Search the listing below for the string "ERAI" and copy every line where it occurs.
━━ Given entries
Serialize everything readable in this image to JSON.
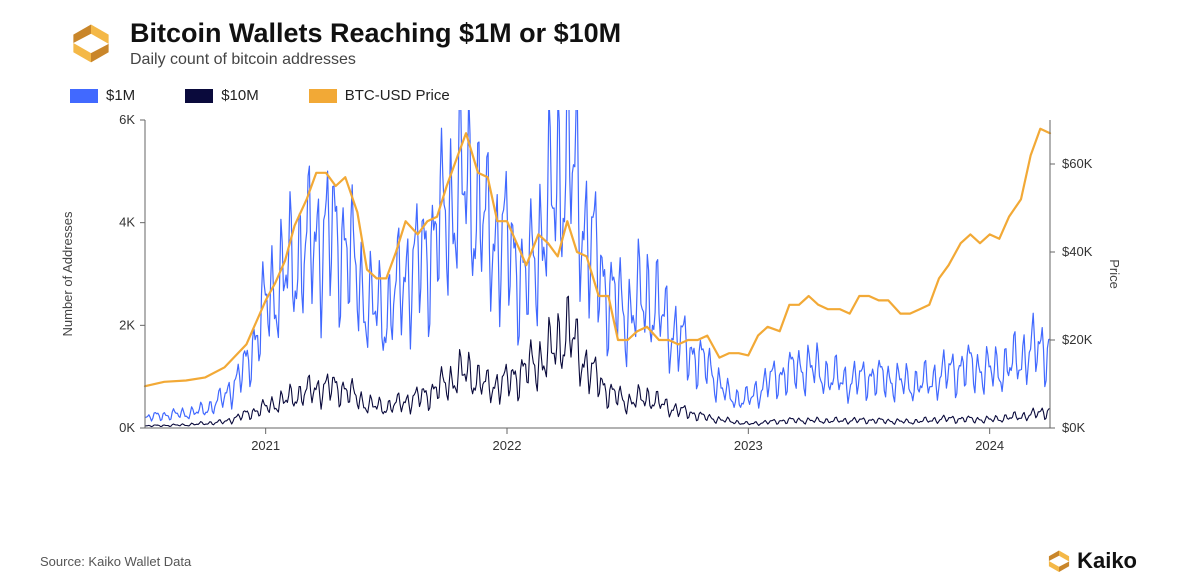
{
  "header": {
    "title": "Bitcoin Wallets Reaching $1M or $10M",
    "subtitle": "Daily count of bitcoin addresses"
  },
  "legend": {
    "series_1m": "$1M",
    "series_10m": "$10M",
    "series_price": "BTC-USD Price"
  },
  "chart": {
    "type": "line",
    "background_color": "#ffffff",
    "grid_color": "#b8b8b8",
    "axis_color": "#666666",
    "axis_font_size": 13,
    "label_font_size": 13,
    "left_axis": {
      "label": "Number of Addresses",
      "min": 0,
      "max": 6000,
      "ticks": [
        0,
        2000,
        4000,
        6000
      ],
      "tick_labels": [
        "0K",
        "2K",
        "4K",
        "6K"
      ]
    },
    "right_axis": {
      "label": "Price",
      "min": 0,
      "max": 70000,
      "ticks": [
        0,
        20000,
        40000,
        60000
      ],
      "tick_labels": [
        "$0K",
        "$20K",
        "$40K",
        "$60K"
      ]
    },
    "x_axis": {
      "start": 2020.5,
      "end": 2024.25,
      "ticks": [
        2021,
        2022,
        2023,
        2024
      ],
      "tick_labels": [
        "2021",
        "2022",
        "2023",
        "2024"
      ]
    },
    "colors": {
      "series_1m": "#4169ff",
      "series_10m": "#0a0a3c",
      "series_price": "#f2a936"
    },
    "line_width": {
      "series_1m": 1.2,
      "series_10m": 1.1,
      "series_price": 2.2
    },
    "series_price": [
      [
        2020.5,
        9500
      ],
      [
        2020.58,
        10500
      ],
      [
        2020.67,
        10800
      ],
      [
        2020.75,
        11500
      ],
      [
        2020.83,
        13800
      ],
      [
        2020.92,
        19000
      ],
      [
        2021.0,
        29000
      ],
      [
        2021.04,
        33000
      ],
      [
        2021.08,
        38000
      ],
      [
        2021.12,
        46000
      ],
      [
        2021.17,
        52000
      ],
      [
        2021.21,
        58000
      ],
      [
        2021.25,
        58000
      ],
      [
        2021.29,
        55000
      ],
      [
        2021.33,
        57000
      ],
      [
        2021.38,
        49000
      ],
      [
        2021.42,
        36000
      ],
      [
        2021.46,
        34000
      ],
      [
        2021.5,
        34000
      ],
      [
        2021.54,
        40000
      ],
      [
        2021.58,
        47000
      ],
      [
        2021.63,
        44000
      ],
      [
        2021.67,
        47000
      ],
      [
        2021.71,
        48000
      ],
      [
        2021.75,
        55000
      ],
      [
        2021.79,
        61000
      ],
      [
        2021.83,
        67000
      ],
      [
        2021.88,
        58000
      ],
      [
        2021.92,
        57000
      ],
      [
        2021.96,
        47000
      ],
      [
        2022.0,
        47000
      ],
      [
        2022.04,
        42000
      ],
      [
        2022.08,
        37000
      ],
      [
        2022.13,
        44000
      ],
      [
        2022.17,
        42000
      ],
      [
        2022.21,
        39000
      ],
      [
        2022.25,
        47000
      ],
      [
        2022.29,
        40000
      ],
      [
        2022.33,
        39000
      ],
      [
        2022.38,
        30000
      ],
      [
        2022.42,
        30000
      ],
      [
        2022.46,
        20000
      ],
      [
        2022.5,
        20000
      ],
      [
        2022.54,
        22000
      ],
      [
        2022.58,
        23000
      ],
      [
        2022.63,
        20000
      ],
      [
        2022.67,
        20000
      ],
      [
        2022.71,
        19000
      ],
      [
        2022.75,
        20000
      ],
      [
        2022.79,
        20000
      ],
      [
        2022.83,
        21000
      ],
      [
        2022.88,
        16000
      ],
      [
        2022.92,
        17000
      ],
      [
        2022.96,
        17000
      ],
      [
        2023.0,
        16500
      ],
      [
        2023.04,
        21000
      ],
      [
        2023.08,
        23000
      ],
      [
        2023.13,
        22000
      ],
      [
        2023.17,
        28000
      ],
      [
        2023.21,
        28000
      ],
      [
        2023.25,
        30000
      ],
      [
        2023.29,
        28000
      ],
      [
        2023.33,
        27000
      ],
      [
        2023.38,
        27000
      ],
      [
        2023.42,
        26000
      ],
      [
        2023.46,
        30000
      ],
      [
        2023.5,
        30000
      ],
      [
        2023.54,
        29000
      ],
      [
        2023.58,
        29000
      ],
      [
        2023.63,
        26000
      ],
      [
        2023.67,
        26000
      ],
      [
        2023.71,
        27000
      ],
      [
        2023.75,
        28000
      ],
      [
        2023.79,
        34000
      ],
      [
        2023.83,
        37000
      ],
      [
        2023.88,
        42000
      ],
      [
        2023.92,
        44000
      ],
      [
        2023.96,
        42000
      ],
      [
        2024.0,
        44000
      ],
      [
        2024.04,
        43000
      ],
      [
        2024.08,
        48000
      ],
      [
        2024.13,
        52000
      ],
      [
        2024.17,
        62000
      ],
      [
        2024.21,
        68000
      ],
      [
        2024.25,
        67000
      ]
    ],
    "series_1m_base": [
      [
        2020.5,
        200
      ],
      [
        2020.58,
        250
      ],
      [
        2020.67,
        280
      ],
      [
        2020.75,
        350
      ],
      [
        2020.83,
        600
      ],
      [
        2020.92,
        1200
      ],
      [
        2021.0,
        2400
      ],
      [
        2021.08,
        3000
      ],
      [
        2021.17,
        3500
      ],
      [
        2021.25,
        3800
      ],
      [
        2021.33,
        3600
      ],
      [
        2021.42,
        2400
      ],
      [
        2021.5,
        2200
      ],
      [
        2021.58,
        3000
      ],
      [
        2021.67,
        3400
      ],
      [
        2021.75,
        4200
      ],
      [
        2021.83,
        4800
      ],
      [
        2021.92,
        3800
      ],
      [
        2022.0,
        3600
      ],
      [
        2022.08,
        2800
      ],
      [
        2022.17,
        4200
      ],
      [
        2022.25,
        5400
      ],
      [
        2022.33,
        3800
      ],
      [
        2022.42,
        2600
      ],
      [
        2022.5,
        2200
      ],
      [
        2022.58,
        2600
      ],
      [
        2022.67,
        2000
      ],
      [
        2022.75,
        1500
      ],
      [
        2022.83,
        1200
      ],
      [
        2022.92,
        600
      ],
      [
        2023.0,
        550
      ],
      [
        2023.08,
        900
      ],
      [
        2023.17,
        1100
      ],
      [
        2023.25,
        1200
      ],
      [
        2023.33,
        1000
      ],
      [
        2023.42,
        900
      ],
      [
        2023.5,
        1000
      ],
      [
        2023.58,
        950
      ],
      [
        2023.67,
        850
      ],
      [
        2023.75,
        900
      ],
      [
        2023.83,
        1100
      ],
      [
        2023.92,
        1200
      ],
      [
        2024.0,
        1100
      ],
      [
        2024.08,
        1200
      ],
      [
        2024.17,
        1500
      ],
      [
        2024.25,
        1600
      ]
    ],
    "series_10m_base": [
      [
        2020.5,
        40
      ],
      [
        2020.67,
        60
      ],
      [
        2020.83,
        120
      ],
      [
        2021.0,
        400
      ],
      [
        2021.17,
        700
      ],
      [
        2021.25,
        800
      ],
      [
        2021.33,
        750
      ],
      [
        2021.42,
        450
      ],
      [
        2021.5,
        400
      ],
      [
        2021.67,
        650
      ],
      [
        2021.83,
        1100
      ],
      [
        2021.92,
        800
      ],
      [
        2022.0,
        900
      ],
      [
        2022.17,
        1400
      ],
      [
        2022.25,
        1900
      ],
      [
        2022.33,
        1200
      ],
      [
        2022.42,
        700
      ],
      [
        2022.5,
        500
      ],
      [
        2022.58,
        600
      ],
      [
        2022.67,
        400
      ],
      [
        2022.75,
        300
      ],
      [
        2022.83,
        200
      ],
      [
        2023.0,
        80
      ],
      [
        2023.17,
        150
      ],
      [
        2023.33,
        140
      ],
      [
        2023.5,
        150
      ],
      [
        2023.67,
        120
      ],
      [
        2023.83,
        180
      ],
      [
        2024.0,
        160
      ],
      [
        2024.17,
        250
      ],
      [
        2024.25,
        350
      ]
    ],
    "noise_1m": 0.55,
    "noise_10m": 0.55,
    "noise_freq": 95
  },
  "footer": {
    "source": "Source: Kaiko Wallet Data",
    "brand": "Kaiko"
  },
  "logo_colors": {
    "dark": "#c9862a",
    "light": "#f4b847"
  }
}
━━━━
━━ Given entries
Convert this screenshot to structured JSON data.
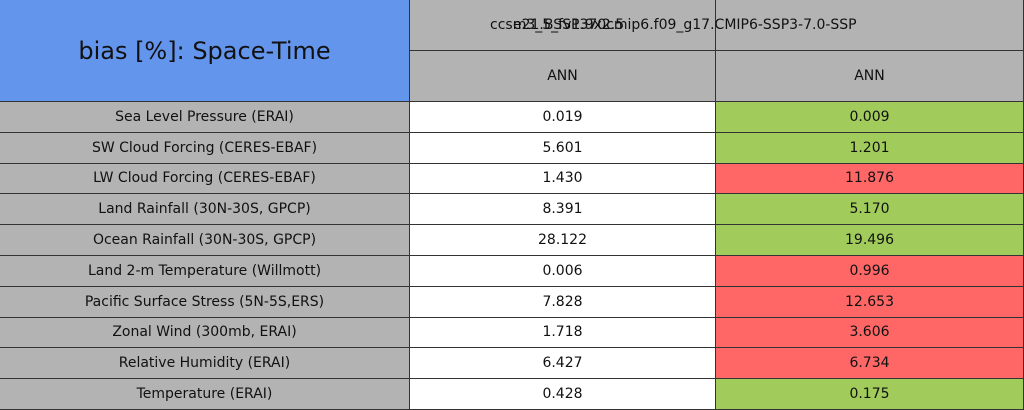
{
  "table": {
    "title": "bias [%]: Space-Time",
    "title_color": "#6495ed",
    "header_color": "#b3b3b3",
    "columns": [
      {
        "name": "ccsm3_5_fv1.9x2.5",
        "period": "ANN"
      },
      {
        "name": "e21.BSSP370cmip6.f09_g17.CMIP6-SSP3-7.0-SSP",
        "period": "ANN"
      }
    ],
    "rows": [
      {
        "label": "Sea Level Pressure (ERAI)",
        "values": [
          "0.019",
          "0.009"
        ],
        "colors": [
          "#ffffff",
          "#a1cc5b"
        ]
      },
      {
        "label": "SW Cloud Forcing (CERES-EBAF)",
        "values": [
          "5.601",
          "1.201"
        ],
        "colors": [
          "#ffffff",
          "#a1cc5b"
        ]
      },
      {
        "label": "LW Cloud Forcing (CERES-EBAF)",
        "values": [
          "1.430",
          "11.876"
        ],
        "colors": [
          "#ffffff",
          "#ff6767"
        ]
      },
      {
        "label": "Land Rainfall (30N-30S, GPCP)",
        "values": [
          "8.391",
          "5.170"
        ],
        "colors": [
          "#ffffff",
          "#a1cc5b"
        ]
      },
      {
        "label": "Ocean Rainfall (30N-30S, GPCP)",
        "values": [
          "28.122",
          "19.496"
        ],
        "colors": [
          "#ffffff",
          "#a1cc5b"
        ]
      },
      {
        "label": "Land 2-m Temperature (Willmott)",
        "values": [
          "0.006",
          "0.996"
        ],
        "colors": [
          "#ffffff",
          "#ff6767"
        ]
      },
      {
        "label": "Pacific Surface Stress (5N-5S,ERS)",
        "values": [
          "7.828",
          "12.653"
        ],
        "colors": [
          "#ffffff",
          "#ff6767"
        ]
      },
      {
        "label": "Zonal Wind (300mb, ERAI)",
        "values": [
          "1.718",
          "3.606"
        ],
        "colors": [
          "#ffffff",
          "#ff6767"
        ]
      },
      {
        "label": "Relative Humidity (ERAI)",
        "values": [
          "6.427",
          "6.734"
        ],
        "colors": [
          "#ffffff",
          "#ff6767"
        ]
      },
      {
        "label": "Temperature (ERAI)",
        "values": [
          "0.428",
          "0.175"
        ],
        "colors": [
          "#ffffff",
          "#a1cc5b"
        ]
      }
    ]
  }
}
━━━━
- **Written solution**
        "label": "Sea Level Pressure (ERAI)",
        "label": "Zonal Wind (300mb, ERAI)",
        "label": "Relative Humidity (ERAI)",
        "label": "Temperature (ERAI)",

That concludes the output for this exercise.